The records |
# # # # #

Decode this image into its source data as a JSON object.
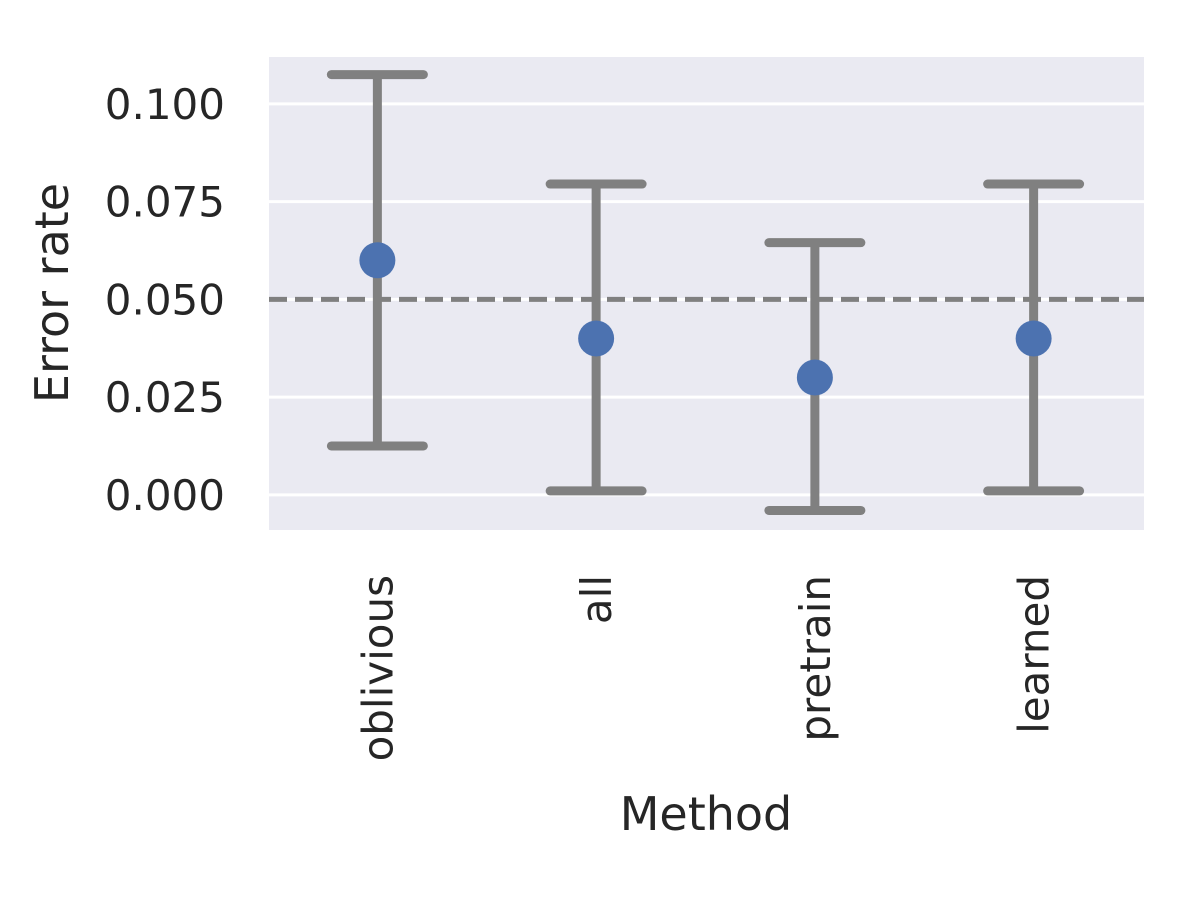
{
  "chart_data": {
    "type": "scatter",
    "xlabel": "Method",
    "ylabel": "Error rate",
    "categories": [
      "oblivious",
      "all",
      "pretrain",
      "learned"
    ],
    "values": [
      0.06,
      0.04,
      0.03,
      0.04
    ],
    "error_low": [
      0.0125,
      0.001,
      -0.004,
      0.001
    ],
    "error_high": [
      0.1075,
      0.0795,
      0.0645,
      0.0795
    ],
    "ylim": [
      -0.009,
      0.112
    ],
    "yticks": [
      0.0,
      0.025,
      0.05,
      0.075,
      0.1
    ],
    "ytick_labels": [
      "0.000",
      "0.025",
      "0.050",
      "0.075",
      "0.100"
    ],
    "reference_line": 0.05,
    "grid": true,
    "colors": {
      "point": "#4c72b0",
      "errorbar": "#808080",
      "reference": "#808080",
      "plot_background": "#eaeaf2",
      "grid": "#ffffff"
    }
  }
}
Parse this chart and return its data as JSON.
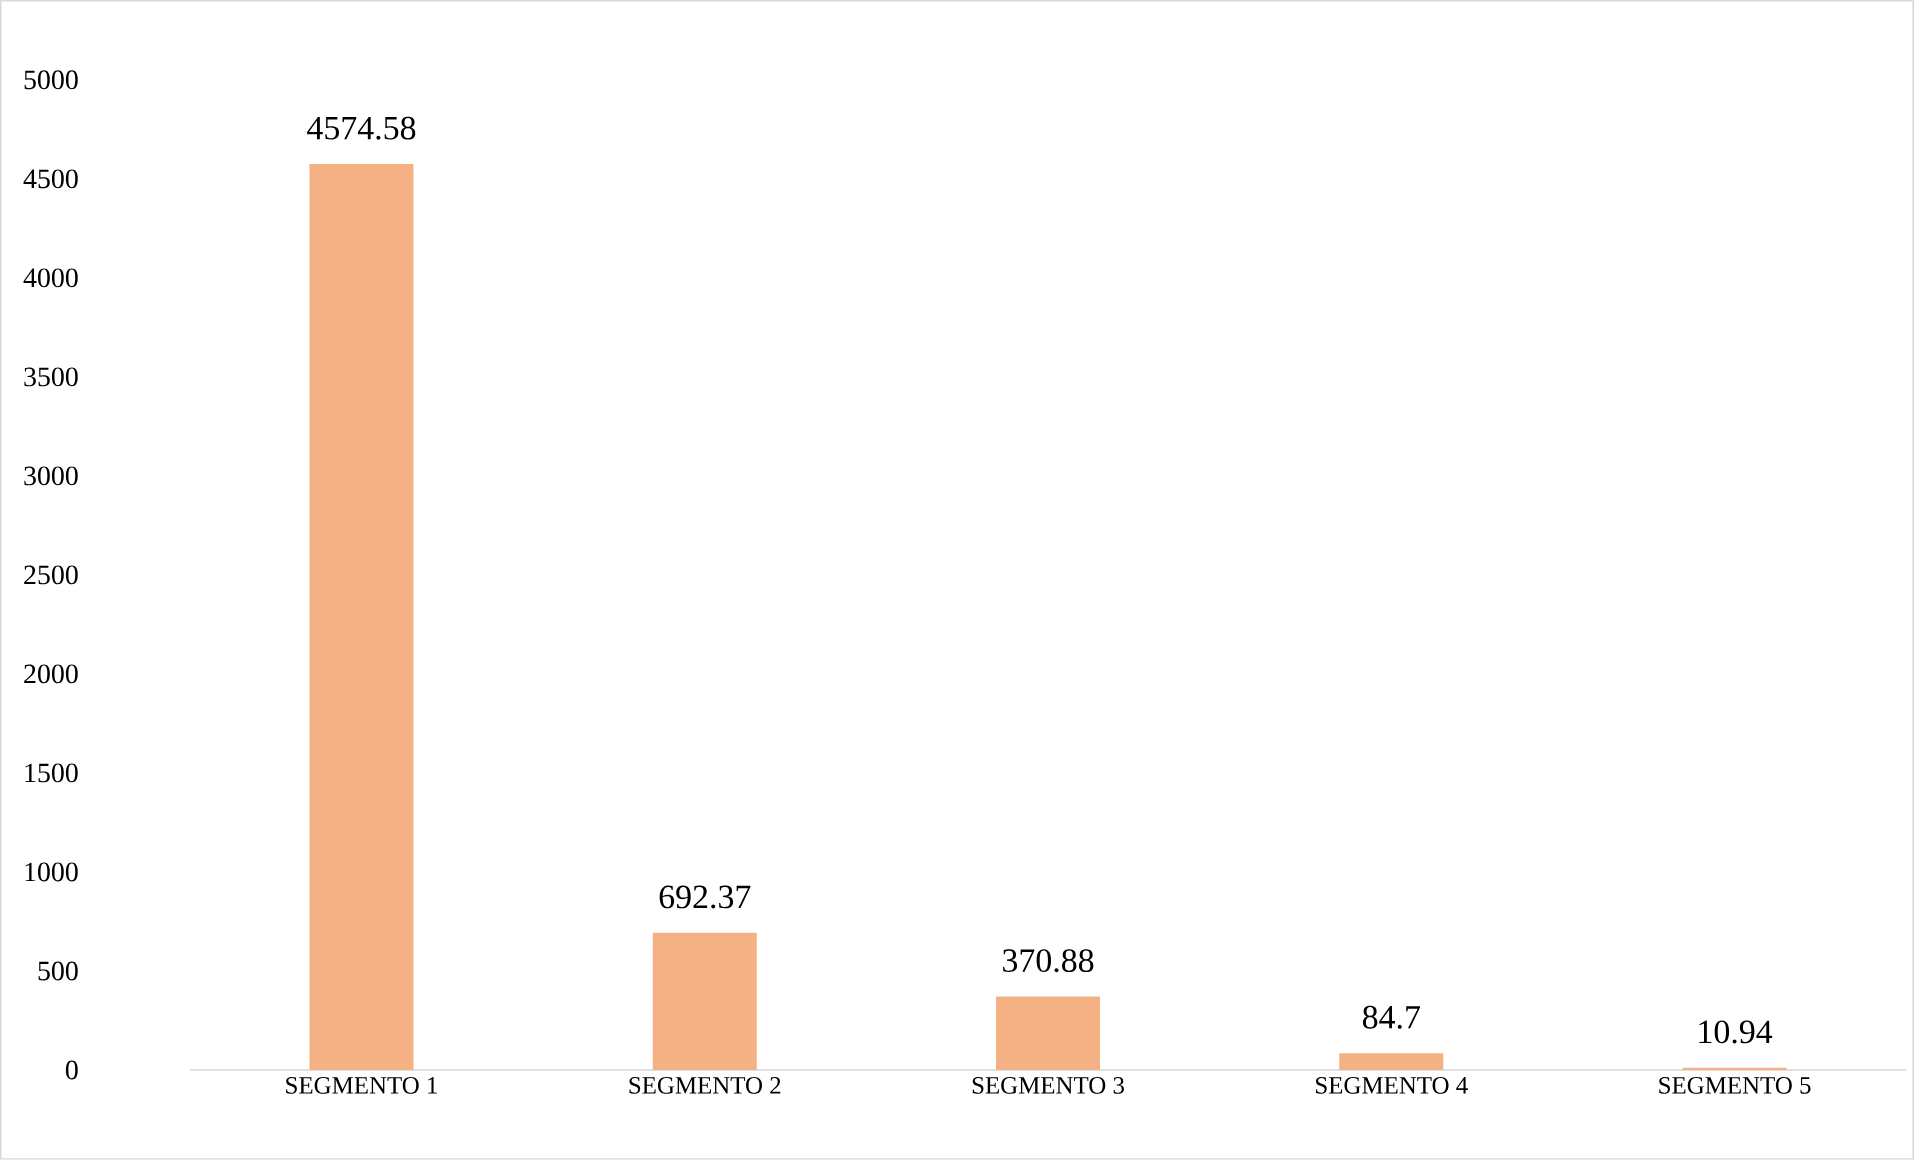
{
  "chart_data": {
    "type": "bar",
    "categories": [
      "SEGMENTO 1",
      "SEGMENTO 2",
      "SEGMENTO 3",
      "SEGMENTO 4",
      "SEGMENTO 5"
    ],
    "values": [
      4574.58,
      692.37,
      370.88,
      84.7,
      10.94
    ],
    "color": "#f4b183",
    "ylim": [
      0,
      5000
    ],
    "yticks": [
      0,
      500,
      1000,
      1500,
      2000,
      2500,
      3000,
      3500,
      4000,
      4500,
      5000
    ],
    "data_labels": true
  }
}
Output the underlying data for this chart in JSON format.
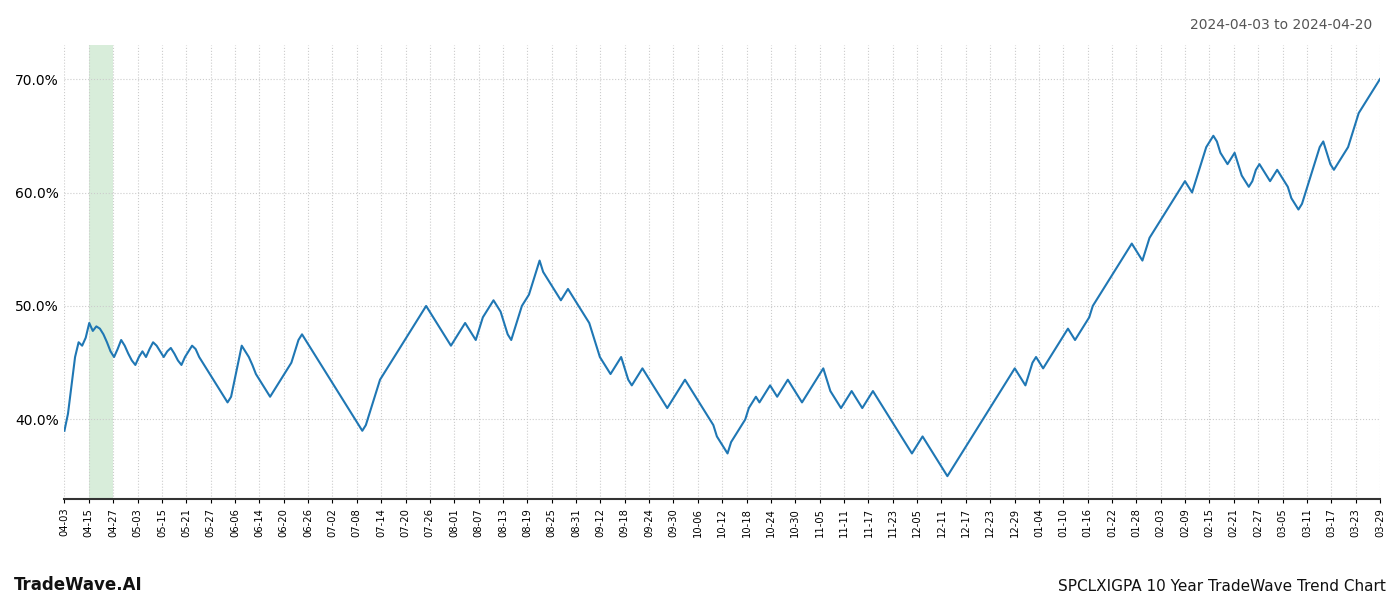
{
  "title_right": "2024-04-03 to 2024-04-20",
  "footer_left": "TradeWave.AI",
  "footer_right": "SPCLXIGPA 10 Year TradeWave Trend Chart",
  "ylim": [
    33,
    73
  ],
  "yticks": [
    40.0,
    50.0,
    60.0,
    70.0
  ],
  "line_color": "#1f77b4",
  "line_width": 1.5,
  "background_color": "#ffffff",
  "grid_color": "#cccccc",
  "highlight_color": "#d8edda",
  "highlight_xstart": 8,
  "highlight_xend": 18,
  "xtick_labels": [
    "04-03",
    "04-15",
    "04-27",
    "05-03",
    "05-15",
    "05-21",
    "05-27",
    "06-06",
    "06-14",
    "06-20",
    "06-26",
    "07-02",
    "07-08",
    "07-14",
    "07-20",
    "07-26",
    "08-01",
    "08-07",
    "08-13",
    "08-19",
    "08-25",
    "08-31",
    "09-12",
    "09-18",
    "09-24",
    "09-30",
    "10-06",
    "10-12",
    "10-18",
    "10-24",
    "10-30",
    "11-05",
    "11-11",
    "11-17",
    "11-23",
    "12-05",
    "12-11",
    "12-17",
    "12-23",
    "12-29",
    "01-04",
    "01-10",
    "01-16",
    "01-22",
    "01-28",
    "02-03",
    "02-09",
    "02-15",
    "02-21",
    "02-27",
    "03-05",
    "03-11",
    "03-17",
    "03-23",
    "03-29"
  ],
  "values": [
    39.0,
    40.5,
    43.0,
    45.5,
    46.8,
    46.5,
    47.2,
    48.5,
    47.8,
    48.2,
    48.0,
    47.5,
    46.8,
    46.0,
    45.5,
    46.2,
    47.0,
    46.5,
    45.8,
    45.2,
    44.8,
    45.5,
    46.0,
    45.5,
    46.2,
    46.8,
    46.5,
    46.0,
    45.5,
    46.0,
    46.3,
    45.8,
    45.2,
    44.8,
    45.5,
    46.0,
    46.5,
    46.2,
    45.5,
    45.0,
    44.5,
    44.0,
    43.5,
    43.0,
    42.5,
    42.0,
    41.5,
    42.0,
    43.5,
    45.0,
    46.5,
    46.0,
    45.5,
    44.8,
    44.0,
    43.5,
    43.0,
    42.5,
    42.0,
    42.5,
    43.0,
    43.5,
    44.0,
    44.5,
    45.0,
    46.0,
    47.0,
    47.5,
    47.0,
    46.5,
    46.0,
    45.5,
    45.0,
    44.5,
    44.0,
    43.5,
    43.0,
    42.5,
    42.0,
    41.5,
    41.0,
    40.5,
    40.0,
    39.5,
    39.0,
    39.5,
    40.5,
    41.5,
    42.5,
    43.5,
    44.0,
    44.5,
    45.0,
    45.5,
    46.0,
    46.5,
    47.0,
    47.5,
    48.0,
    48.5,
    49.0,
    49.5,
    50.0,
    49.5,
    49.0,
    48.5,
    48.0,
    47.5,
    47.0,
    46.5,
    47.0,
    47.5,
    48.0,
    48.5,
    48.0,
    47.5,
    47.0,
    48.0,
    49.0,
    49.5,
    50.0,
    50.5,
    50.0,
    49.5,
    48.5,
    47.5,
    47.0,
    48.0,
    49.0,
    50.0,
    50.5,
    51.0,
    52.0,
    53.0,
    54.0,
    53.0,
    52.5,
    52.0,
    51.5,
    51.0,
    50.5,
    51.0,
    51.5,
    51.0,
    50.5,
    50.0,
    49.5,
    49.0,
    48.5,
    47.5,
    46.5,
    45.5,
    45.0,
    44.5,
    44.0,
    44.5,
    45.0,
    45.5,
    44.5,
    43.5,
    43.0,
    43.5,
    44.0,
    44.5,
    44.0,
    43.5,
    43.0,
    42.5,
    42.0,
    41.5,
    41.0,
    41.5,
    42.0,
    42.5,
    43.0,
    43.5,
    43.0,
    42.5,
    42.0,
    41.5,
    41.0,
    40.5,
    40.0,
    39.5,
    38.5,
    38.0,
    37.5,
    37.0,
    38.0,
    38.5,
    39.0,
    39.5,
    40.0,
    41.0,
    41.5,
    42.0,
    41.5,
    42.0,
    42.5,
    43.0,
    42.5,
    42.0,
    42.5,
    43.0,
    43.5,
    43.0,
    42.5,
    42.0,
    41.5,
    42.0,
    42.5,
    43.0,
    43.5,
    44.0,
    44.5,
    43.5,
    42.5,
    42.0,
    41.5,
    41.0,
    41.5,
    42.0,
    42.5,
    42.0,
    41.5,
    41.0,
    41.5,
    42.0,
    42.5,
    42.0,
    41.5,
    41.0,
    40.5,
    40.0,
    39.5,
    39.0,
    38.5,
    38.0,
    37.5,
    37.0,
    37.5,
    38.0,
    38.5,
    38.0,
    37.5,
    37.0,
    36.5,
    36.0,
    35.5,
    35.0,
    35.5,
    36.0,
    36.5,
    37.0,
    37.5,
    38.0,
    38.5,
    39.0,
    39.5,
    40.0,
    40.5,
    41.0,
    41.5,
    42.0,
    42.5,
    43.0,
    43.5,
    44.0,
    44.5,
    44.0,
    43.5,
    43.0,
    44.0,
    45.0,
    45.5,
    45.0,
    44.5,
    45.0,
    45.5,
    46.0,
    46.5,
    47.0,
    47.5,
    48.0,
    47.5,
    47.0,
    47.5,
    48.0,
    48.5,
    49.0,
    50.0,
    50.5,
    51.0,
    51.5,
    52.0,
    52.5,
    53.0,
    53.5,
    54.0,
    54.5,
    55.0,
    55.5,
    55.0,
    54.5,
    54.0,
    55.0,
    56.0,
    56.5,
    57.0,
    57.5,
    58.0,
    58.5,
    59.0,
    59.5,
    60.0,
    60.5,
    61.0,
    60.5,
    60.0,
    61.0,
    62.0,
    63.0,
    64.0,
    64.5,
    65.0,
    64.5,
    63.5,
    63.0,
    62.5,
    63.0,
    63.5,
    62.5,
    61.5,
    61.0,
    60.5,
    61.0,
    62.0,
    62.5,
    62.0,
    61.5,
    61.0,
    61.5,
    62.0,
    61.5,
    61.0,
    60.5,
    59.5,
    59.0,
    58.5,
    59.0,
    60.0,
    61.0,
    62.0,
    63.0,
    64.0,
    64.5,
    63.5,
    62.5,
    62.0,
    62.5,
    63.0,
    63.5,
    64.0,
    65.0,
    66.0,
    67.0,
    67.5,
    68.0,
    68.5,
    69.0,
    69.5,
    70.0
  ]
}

# # # # #

Of the lines in the material, how many include "JSON"? Respond with the number alone.

3